Given exercise 1:
Reproduce the passage of the Jon Boden guest blog post starting at "Mike Harding |" and ending at "write this blog.".

************

Mike Harding | 17:08 UK time, Wednesday, 6 May 2009

My guest blogger this week is the inimitable Jon Boden.

You can hear an interview with Jon as well as tracks from his brand new solo album Songs From The Floodplain on the Mike Hardind shownext Wednesday, 13 May at 1900.

Jon Boden writes:

It is with significant effort of will that I am prising myself away from the excellent new biography of Tom Waits, 'Lowside of the Road' by Barney Hoskyns in order to write this blog.

I first came across Waits aged 13 or so and since then his presence in my life has been as constant as that of traditional music, which I began to discover at around the same time.

Despite knowing 90% of his music inside out I was only dimly aware of the details of his life and was more than a little nervous that reading a biography would somehow undermine the magic of his music - particular given Waits's own objections to the biography being written.

************

Given exercise 2:
Swap "interactable" for "clickable" in the rows starting at the line that contains "piece-white-pawn-d2[interactable]: ♟ bbox=[196, 60, 210, 76]" and ending at the line that contains "uI element localization: list", and give back only those lines with everything else unchanged. Omit the pictures.

Records from a collection:
************

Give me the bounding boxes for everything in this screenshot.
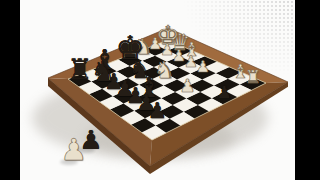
piece-white-pawn-d2[interactable]: ♟ bbox=[196, 60, 210, 76]
captured-black-pawn[interactable]: ♟ bbox=[79, 127, 102, 153]
piece-white-pawn-e2[interactable]: ♟ bbox=[184, 54, 198, 70]
letterbox-left bbox=[0, 0, 20, 180]
piece-white-pawn-g2[interactable]: ♟ bbox=[160, 43, 174, 59]
chess-scene: ♜♝♝♛♚♟♟♟♟♟♟♞♟♞♚♞♝♝♟♟♟♟♟♞♜♟♟ bbox=[0, 0, 320, 180]
piece-black-pawn-a3[interactable]: ♟ bbox=[217, 83, 232, 100]
piece-white-bishop-b1[interactable]: ♝ bbox=[232, 62, 249, 81]
piece-black-rook-h8[interactable]: ♜ bbox=[67, 56, 93, 84]
piece-white-pawn-c4[interactable]: ♟ bbox=[179, 77, 195, 95]
letterbox-right bbox=[295, 0, 320, 180]
piece-black-knight-g7[interactable]: ♞ bbox=[90, 58, 115, 86]
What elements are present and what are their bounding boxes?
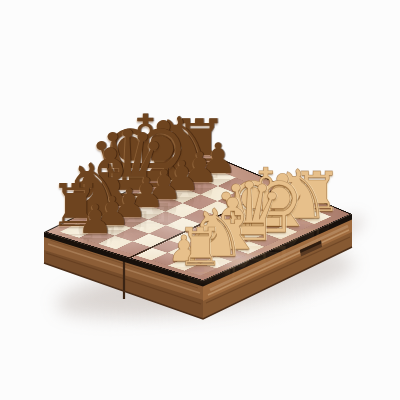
product-photo: ♜♜♞♞♝♝♛♛♚♚♝♝♞♞♜♜♟♟♟♟♟♟♟♟♟♟♟♟♟♟♟♟♟♟♟♟♟♟♟♟… bbox=[0, 0, 400, 400]
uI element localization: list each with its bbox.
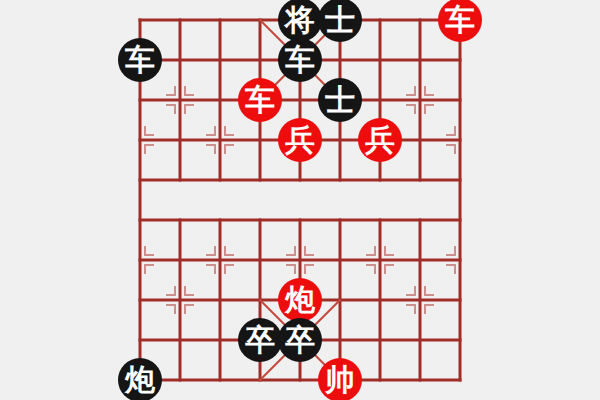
piece-black-advisor[interactable]: 士 — [318, 0, 362, 42]
piece-red-chariot[interactable]: 车 — [238, 78, 282, 122]
piece-black-chariot[interactable]: 车 — [278, 38, 322, 82]
piece-red-cannon[interactable]: 炮 — [278, 278, 322, 322]
piece-black-cannon[interactable]: 炮 — [118, 358, 162, 400]
piece-black-general[interactable]: 将 — [278, 0, 322, 42]
piece-red-general[interactable]: 帅 — [318, 358, 362, 400]
piece-red-chariot[interactable]: 车 — [438, 0, 482, 42]
piece-black-soldier[interactable]: 卒 — [278, 318, 322, 362]
piece-red-soldier[interactable]: 兵 — [358, 118, 402, 162]
piece-black-soldier[interactable]: 卒 — [238, 318, 282, 362]
piece-black-advisor[interactable]: 士 — [318, 78, 362, 122]
piece-black-chariot[interactable]: 车 — [118, 38, 162, 82]
xiangqi-board: 将士车车车车士兵兵炮卒卒炮帅 — [0, 0, 600, 400]
piece-red-soldier[interactable]: 兵 — [278, 118, 322, 162]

************

Complete answer 1:
Mike Harding | 17:08 UK time, Wednesday, 6 May 2009

My guest blogger this week is the inimitable Jon Boden.

You can hear an interview with Jon as well as tracks from his brand new solo album Songs From The Floodplain on the Mike Hardind shownext Wednesday, 13 May at 1900.

Jon Boden writes:

It is with significant effort of will that I am prising myself away from the excellent new biography of Tom Waits, 'Lowside of the Road' by Barney Hoskyns in order to write this blog.

Complete answer 2:
piece-white-pawn-d2[clickable]: ♟ bbox=[196, 60, 210, 76]
captured-black-pawn[clickable]: ♟ bbox=[79, 127, 102, 153]
piece-white-pawn-e2[clickable]: ♟ bbox=[184, 54, 198, 70]
letterbox-left bbox=[0, 0, 20, 180]
piece-white-pawn-g2[clickable]: ♟ bbox=[160, 43, 174, 59]
chess-scene: ♜♝♝♛♚♟♟♟♟♟♟♞♟♞♚♞♝♝♟♟♟♟♟♞♜♟♟ bbox=[0, 0, 320, 180]
piece-black-pawn-a3[clickable]: ♟ bbox=[217, 83, 232, 100]
piece-white-bishop-b1[clickable]: ♝ bbox=[232, 62, 249, 81]
piece-black-rook-h8[clickable]: ♜ bbox=[67, 56, 93, 84]
piece-white-pawn-c4[clickable]: ♟ bbox=[179, 77, 195, 95]
letterbox-right bbox=[295, 0, 320, 180]
piece-black-knight-g7[clickable]: ♞ bbox=[90, 58, 115, 86]
What elements are present and what are their bounding boxes?
product-photo: ♜♜♞♞♝♝♛♛♚♚♝♝♞♞♜♜♟♟♟♟♟♟♟♟♟♟♟♟♟♟♟♟♟♟♟♟♟♟♟♟… bbox=[0, 0, 400, 400]
uI element localization: list each with its bbox.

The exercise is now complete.